Copy out every line of the data that has the word "Malaysia" somewhere in it.
───── Data provided ─────
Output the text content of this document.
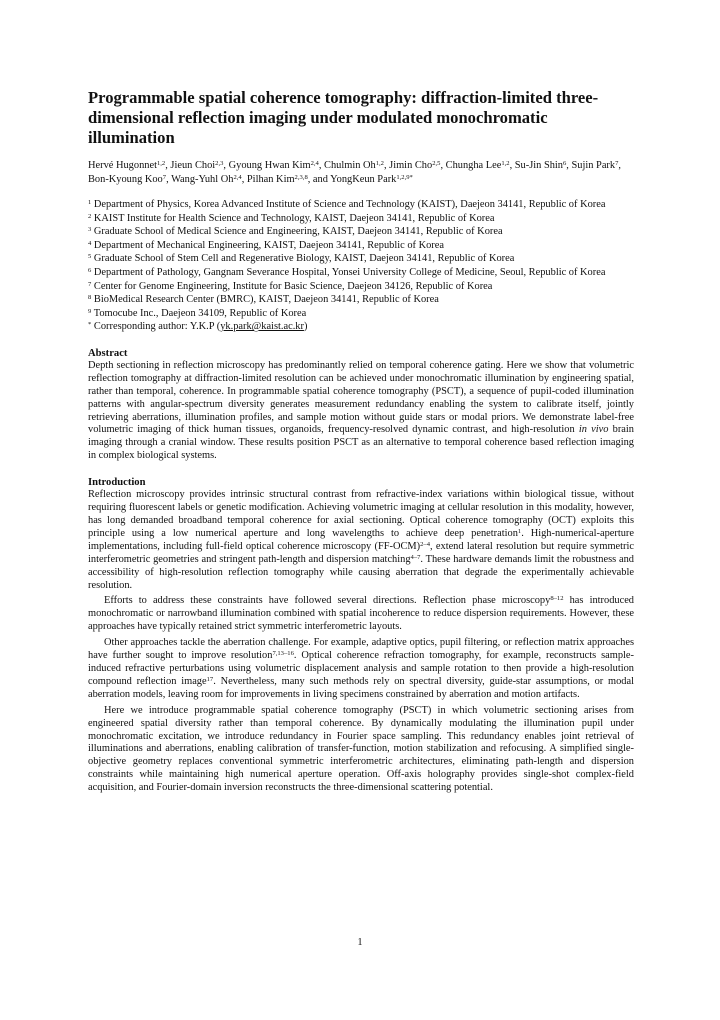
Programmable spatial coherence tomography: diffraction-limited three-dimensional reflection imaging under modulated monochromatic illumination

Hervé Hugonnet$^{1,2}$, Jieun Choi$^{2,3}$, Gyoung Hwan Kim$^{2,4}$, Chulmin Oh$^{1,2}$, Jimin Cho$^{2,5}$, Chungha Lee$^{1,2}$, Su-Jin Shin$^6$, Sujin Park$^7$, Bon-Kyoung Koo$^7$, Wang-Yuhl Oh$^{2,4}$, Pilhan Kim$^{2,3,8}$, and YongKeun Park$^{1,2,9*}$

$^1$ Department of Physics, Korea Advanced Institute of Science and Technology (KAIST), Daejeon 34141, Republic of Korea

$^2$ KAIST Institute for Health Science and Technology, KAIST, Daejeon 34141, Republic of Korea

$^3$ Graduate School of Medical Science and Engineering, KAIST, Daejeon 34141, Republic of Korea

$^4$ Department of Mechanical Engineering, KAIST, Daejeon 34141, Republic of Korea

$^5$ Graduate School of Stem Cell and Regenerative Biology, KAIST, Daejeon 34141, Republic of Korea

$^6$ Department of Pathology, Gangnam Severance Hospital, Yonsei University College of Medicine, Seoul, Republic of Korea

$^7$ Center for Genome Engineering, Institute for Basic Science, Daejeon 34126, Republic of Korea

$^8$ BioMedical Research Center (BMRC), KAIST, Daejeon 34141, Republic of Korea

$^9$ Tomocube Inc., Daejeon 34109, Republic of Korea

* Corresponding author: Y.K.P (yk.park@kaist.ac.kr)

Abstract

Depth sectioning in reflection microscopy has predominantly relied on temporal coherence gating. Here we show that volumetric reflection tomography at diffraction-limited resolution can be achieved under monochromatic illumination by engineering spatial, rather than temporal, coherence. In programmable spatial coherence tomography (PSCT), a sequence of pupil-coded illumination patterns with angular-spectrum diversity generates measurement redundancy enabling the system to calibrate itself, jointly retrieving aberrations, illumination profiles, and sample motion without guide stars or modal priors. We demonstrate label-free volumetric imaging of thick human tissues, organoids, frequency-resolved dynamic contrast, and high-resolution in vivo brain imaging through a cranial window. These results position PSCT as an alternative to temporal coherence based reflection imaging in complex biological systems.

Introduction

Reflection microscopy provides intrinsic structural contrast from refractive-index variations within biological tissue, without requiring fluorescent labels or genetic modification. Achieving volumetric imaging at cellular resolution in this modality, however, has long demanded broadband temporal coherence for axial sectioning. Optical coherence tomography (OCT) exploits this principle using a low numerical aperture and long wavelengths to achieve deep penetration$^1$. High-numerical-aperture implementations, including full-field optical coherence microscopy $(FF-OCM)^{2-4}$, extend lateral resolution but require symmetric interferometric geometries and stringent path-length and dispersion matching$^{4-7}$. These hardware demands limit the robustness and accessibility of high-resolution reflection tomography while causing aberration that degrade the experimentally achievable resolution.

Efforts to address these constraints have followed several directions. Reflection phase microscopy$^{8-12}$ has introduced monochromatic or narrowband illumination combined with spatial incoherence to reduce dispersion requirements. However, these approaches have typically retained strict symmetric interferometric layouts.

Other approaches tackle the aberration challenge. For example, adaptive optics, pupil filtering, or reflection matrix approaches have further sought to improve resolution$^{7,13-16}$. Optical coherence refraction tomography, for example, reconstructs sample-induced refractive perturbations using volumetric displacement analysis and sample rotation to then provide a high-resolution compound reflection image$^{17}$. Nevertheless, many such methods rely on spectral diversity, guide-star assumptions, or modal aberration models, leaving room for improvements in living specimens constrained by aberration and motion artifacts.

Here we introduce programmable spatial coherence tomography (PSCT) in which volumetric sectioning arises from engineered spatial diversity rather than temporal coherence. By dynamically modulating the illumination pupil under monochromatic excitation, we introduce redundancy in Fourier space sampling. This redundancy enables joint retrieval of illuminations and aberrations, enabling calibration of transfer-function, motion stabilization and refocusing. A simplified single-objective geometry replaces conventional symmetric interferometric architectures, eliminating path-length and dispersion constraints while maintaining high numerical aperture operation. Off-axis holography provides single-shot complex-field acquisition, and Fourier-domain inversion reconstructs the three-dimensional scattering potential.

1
─────
───── Data provided ─────
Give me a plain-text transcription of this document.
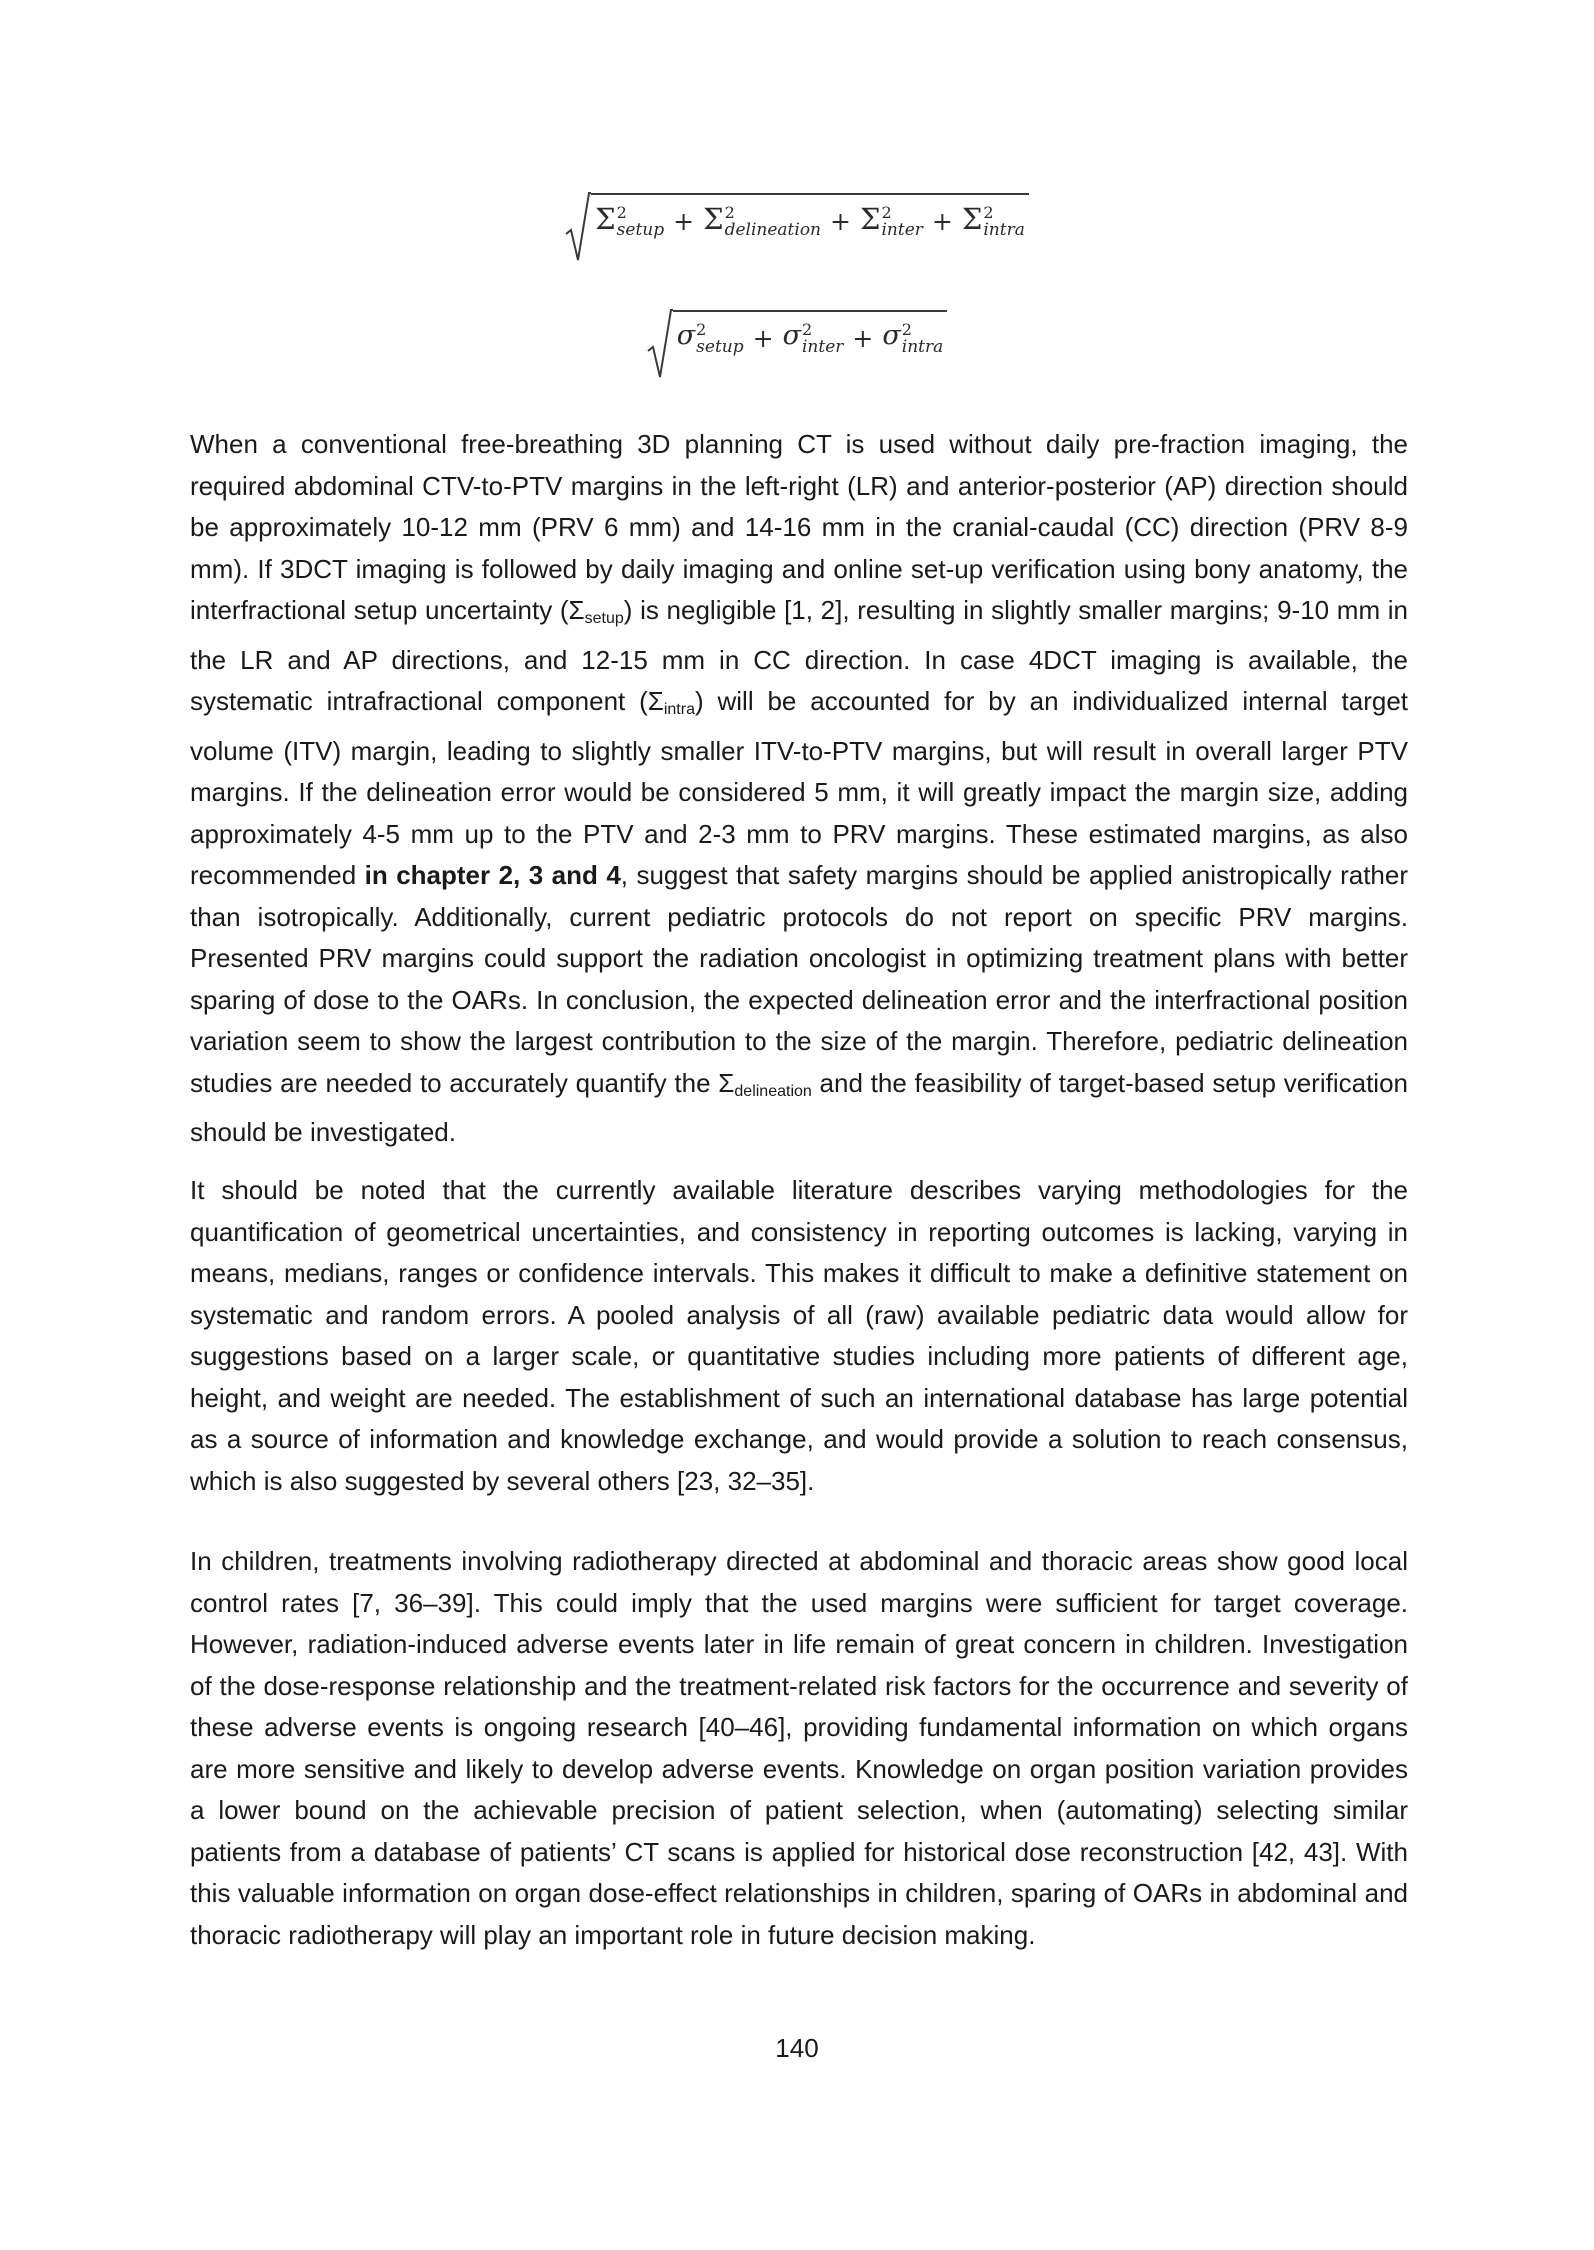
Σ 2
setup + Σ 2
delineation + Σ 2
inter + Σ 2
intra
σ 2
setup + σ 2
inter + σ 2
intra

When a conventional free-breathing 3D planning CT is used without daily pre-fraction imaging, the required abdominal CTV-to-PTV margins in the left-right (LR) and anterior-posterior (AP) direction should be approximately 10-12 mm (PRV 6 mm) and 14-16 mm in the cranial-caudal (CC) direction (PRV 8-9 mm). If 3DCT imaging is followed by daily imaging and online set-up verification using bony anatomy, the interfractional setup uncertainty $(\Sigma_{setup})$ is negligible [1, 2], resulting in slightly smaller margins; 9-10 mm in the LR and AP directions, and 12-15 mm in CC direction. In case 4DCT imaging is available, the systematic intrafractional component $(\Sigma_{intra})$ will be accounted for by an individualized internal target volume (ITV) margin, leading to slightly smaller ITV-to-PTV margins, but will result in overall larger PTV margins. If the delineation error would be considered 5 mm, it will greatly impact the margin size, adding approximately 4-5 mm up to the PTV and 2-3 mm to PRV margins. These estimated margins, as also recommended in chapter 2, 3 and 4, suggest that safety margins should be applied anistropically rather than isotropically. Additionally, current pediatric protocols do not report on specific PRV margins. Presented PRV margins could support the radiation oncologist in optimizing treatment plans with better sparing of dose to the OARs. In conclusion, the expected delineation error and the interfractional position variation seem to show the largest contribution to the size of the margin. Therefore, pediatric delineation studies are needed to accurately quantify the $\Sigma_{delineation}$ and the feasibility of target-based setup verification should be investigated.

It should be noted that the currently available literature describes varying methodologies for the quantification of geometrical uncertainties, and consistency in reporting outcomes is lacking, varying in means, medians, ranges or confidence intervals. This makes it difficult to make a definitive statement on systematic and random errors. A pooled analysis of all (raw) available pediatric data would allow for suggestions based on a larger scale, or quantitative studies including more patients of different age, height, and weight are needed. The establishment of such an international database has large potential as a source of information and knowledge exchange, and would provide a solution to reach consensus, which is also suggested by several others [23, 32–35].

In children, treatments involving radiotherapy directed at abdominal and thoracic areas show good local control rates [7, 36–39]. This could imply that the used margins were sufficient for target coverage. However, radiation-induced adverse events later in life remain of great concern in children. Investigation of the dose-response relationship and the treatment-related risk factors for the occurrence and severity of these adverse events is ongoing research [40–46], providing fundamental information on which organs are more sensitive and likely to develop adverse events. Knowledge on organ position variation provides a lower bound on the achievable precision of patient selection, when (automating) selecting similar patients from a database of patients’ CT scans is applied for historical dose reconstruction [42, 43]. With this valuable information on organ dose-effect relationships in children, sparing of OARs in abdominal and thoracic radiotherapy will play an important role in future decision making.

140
─────
───── Data provided ─────
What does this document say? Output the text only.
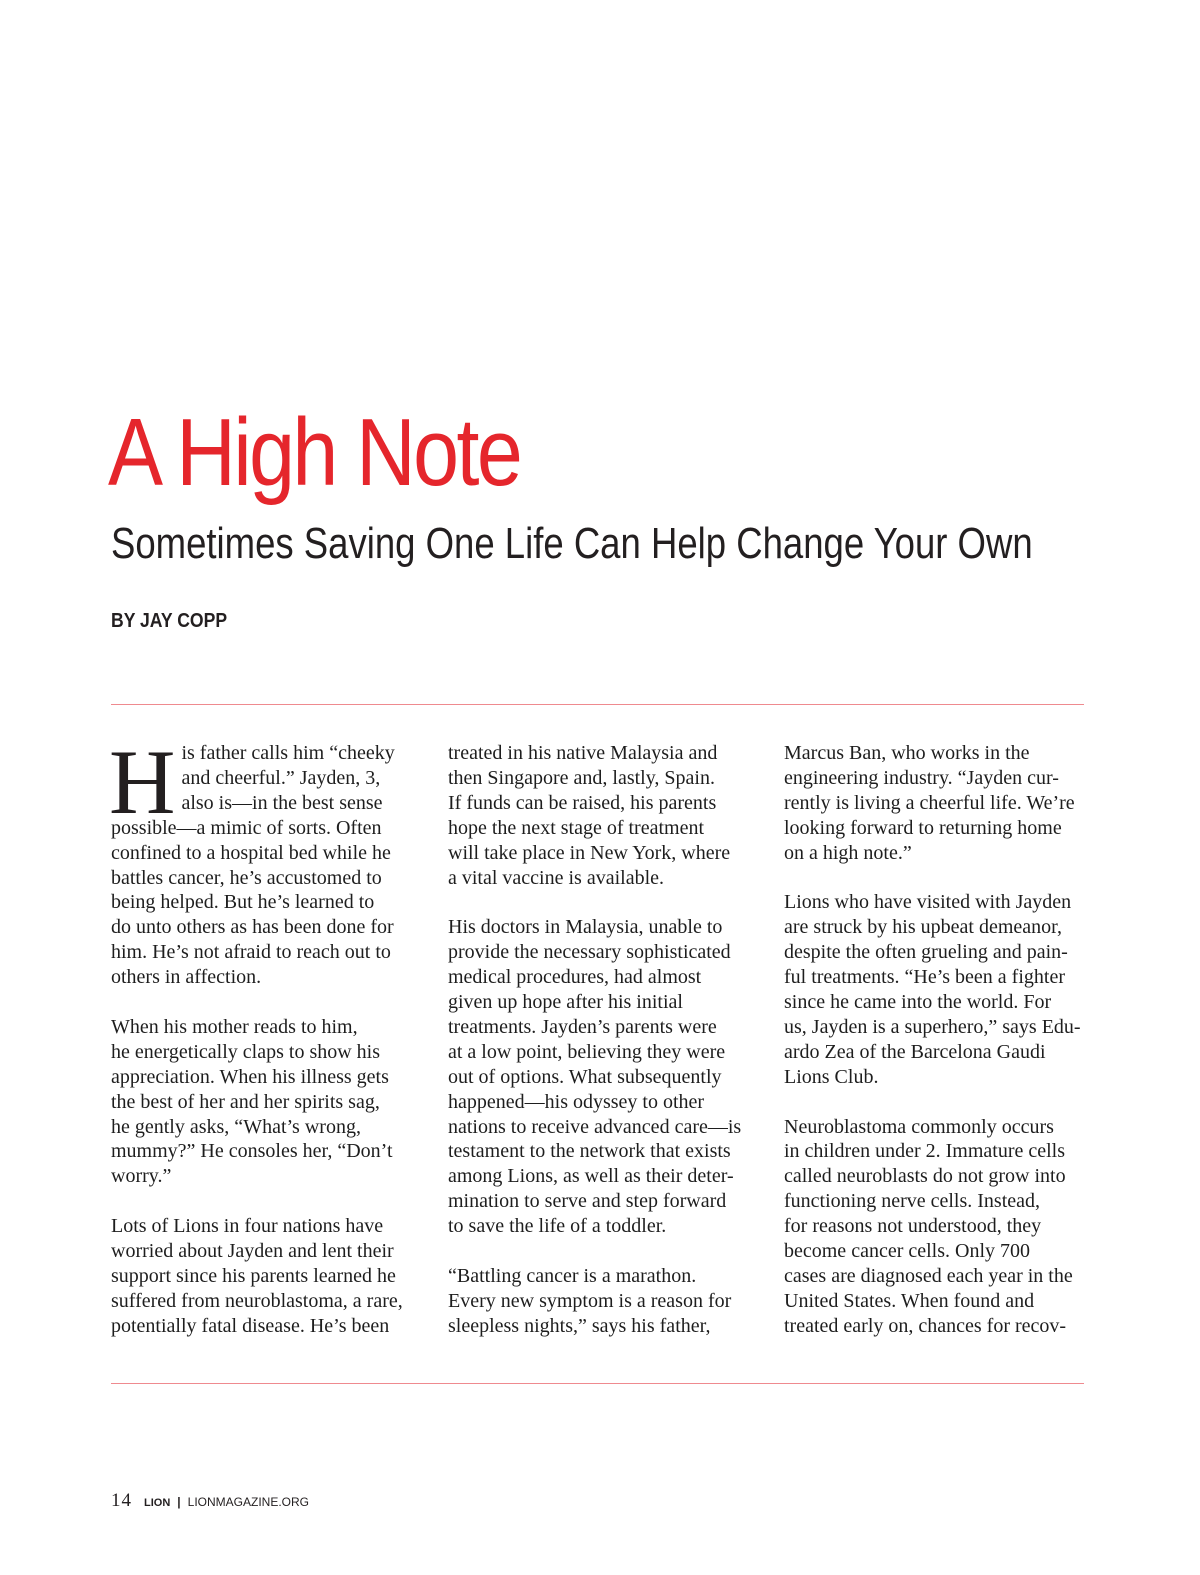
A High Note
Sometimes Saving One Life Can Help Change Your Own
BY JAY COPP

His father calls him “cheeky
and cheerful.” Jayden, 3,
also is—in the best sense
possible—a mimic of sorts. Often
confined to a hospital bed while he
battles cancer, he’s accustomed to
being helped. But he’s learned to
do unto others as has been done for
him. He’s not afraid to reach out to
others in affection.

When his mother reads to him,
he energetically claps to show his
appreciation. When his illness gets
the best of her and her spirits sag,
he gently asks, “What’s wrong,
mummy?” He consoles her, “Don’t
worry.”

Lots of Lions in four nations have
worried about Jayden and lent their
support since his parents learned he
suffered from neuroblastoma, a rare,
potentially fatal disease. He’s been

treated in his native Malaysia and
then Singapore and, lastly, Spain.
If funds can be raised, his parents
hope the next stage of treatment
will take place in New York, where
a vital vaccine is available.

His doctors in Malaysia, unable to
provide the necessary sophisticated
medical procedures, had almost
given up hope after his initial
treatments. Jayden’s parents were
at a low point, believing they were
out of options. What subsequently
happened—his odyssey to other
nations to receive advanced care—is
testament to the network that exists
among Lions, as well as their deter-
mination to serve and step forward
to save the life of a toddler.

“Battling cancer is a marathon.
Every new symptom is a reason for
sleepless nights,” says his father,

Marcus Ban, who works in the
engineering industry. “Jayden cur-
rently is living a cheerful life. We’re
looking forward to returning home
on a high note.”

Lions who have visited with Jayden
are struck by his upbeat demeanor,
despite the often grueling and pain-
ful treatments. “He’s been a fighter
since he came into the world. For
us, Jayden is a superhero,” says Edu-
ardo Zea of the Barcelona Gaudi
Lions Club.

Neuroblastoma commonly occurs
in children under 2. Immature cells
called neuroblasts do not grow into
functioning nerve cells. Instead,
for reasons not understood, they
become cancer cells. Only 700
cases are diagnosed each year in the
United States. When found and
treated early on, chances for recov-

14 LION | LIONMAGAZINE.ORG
─────
▶ **Answer section**
treated in his native Malaysia and
His doctors in Malaysia, unable to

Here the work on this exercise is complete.